**Exercise description**
Reproduce the records exactly.

Source data:
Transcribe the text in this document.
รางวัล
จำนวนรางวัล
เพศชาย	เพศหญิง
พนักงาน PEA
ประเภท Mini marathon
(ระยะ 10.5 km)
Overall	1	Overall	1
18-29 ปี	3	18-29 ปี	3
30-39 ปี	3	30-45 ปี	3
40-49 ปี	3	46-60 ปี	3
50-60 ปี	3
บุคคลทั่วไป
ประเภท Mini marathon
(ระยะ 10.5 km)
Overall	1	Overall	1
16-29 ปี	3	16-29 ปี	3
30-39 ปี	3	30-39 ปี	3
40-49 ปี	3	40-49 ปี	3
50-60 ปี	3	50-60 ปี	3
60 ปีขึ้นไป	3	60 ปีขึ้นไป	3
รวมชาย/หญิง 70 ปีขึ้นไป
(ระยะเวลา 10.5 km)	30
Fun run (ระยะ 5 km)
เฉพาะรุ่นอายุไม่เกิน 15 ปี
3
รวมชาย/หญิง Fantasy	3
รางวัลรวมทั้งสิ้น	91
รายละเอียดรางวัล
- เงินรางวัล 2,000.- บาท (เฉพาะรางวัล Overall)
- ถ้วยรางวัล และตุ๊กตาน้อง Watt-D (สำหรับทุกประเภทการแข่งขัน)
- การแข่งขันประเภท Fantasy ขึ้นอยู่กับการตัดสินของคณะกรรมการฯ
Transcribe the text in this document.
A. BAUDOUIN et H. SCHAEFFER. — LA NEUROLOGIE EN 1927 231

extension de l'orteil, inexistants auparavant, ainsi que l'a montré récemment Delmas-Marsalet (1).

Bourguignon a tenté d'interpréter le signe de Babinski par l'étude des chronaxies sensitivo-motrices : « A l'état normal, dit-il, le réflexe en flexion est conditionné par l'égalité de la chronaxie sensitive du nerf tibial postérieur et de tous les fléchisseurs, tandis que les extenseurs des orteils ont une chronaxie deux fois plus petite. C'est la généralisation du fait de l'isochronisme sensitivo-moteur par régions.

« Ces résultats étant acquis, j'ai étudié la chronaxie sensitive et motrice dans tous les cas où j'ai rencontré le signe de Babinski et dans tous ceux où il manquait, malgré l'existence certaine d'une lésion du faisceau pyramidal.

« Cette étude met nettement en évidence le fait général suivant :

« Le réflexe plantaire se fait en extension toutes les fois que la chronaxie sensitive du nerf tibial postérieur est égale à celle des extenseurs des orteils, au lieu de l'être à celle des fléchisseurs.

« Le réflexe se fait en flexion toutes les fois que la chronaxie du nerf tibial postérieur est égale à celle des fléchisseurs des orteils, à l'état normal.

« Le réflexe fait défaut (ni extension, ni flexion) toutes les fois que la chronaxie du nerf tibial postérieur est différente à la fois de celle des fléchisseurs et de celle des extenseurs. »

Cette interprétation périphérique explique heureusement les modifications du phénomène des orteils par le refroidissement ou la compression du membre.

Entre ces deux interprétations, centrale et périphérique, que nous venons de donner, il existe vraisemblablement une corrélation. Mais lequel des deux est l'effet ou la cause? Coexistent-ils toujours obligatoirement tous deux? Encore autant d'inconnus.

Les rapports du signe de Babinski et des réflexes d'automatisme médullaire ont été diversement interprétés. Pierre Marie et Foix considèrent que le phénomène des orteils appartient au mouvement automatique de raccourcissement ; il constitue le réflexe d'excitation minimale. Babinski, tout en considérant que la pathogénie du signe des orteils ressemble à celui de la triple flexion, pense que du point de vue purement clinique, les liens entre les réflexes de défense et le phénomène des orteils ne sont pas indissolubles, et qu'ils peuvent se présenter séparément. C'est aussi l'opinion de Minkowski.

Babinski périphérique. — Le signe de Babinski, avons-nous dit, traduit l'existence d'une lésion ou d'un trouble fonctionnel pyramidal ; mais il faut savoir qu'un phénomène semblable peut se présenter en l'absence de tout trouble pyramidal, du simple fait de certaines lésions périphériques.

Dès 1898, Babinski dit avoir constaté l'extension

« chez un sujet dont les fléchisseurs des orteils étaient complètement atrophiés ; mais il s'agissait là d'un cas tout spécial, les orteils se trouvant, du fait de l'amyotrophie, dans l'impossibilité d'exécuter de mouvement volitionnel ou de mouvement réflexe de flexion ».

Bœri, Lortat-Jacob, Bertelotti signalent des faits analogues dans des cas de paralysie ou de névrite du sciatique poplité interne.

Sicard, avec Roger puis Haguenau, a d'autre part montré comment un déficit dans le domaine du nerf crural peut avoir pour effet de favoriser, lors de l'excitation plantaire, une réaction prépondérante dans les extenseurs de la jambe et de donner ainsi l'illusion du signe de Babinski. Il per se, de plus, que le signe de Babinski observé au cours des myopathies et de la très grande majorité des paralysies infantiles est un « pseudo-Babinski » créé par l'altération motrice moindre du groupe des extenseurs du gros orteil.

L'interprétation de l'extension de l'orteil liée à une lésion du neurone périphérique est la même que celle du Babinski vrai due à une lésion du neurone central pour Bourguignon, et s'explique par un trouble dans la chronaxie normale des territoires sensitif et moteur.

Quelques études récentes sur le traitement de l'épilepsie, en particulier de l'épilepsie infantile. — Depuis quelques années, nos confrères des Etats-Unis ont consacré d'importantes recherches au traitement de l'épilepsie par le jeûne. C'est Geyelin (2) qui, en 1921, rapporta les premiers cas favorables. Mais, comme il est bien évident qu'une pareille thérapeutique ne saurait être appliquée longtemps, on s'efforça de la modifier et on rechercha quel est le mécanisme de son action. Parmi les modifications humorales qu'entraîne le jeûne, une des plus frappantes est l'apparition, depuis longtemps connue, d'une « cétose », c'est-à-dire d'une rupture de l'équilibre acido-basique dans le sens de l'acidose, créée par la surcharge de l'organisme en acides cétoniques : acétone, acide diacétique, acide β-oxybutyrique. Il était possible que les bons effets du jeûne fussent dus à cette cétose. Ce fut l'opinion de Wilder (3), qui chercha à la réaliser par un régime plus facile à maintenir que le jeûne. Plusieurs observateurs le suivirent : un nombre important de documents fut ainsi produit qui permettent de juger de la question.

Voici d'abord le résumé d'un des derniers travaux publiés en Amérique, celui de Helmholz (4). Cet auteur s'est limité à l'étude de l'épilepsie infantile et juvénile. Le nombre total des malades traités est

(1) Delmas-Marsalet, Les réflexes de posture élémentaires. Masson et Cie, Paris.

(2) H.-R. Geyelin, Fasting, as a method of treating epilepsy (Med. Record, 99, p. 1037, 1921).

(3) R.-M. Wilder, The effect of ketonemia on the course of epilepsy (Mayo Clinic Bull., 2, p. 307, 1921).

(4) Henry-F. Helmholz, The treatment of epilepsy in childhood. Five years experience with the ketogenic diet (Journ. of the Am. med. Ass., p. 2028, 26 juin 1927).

**Correct output**
Transcribe the text in this document.
รางวัล
จำนวนรางวัล
เพศชาย	เพศหญิง
พนักงาน PEA
ประเภท Mini marathon
(ระยะ 10.5 km)
Overall	1	Overall	1
18-29 ปี	3	18-29 ปี	3
30-39 ปี	3	30-45 ปี	3
40-49 ปี	3	46-60 ปี	3
50-60 ปี	3
บุคคลทั่วไป
ประเภท Mini marathon
(ระยะ 10.5 km)
Overall	1	Overall	1
16-29 ปี	3	16-29 ปี	3
30-39 ปี	3	30-39 ปี	3
40-49 ปี	3	40-49 ปี	3
50-60 ปี	3	50-60 ปี	3
60 ปีขึ้นไป	3	60 ปีขึ้นไป	3
รวมชาย/หญิง 70 ปีขึ้นไป
(ระยะเวลา 10.5 km)	30
Fun run (ระยะ 5 km)
เฉพาะรุ่นอายุไม่เกิน 15 ปี
3
รวมชาย/หญิง Fantasy	3
รางวัลรวมทั้งสิ้น	91
รายละเอียดรางวัล
- เงินรางวัล 2,000.- บาท (เฉพาะรางวัล Overall)
- ถ้วยรางวัล และตุ๊กตาน้อง Watt-D (สำหรับทุกประเภทการแข่งขัน)
- การแข่งขันประเภท Fantasy ขึ้นอยู่กับการตัดสินของคณะกรรมการฯ
Transcribe the text in this document.
A. BAUDOUIN et H. SCHAEFFER. — LA NEUROLOGIE EN 1927 231

extension de l'orteil, inexistants auparavant, ainsi que l'a montré récemment Delmas-Marsalet (1).

Bourguignon a tenté d'interpréter le signe de Babinski par l'étude des chronaxies sensitivo-motrices : « A l'état normal, dit-il, le réflexe en flexion est conditionné par l'égalité de la chronaxie sensitive du nerf tibial postérieur et de tous les fléchisseurs, tandis que les extenseurs des orteils ont une chronaxie deux fois plus petite. C'est la généralisation du fait de l'isochronisme sensitivo-moteur par régions.

« Ces résultats étant acquis, j'ai étudié la chronaxie sensitive et motrice dans tous les cas où j'ai rencontré le signe de Babinski et dans tous ceux où il manquait, malgré l'existence certaine d'une lésion du faisceau pyramidal.

« Cette étude met nettement en évidence le fait général suivant :

« Le réflexe plantaire se fait en extension toutes les fois que la chronaxie sensitive du nerf tibial postérieur est égale à celle des extenseurs des orteils, au lieu de l'être à celle des fléchisseurs.

« Le réflexe se fait en flexion toutes les fois que la chronaxie du nerf tibial postérieur est égale à celle des fléchisseurs des orteils, à l'état normal.

« Le réflexe fait défaut (ni extension, ni flexion) toutes les fois que la chronaxie du nerf tibial postérieur est différente à la fois de celle des fléchisseurs et de celle des extenseurs. »

Cette interprétation périphérique explique heureusement les modifications du phénomène des orteils par le refroidissement ou la compression du membre.

Entre ces deux interprétations, centrale et périphérique, que nous venons de donner, il existe vraisemblablement une corrélation. Mais lequel des deux est l'effet ou la cause? Coexistent-ils toujours obligatoirement tous deux? Encore autant d'inconnus.

Les rapports du signe de Babinski et des réflexes d'automatisme médullaire ont été diversement interprétés. Pierre Marie et Foix considèrent que le phénomène des orteils appartient au mouvement automatique de raccourcissement ; il constitue le réflexe d'excitation minimale. Babinski, tout en considérant que la pathogénie du signe des orteils ressemble à celui de la triple flexion, pense que du point de vue purement clinique, les liens entre les réflexes de défense et le phénomène des orteils ne sont pas indissolubles, et qu'ils peuvent se présenter séparément. C'est aussi l'opinion de Minkowski.

Babinski périphérique. — Le signe de Babinski, avons-nous dit, traduit l'existence d'une lésion ou d'un trouble fonctionnel pyramidal ; mais il faut savoir qu'un phénomène semblable peut se présenter en l'absence de tout trouble pyramidal, du simple fait de certaines lésions périphériques.

Dès 1898, Babinski dit avoir constaté l'extension

« chez un sujet dont les fléchisseurs des orteils étaient complètement atrophiés ; mais il s'agissait là d'un cas tout spécial, les orteils se trouvant, du fait de l'amyotrophie, dans l'impossibilité d'exécuter de mouvement volitionnel ou de mouvement réflexe de flexion ».

Bœri, Lortat-Jacob, Bertelotti signalent des faits analogues dans des cas de paralysie ou de névrite du sciatique poplité interne.

Sicard, avec Roger puis Haguenau, a d'autre part montré comment un déficit dans le domaine du nerf crural peut avoir pour effet de favoriser, lors de l'excitation plantaire, une réaction prépondérante dans les extenseurs de la jambe et de donner ainsi l'illusion du signe de Babinski. Il per se, de plus, que le signe de Babinski observé au cours des myopathies et de la très grande majorité des paralysies infantiles est un « pseudo-Babinski » créé par l'altération motrice moindre du groupe des extenseurs du gros orteil.

L'interprétation de l'extension de l'orteil liée à une lésion du neurone périphérique est la même que celle du Babinski vrai due à une lésion du neurone central pour Bourguignon, et s'explique par un trouble dans la chronaxie normale des territoires sensitif et moteur.

Quelques études récentes sur le traitement de l'épilepsie, en particulier de l'épilepsie infantile. — Depuis quelques années, nos confrères des Etats-Unis ont consacré d'importantes recherches au traitement de l'épilepsie par le jeûne. C'est Geyelin (2) qui, en 1921, rapporta les premiers cas favorables. Mais, comme il est bien évident qu'une pareille thérapeutique ne saurait être appliquée longtemps, on s'efforça de la modifier et on rechercha quel est le mécanisme de son action. Parmi les modifications humorales qu'entraîne le jeûne, une des plus frappantes est l'apparition, depuis longtemps connue, d'une « cétose », c'est-à-dire d'une rupture de l'équilibre acido-basique dans le sens de l'acidose, créée par la surcharge de l'organisme en acides cétoniques : acétone, acide diacétique, acide β-oxybutyrique. Il était possible que les bons effets du jeûne fussent dus à cette cétose. Ce fut l'opinion de Wilder (3), qui chercha à la réaliser par un régime plus facile à maintenir que le jeûne. Plusieurs observateurs le suivirent : un nombre important de documents fut ainsi produit qui permettent de juger de la question.

Voici d'abord le résumé d'un des derniers travaux publiés en Amérique, celui de Helmholz (4). Cet auteur s'est limité à l'étude de l'épilepsie infantile et juvénile. Le nombre total des malades traités est

(1) Delmas-Marsalet, Les réflexes de posture élémentaires. Masson et Cie, Paris.

(2) H.-R. Geyelin, Fasting, as a method of treating epilepsy (Med. Record, 99, p. 1037, 1921).

(3) R.-M. Wilder, The effect of ketonemia on the course of epilepsy (Mayo Clinic Bull., 2, p. 307, 1921).

(4) Henry-F. Helmholz, The treatment of epilepsy in childhood. Five years experience with the ketogenic diet (Journ. of the Am. med. Ass., p. 2028, 26 juin 1927).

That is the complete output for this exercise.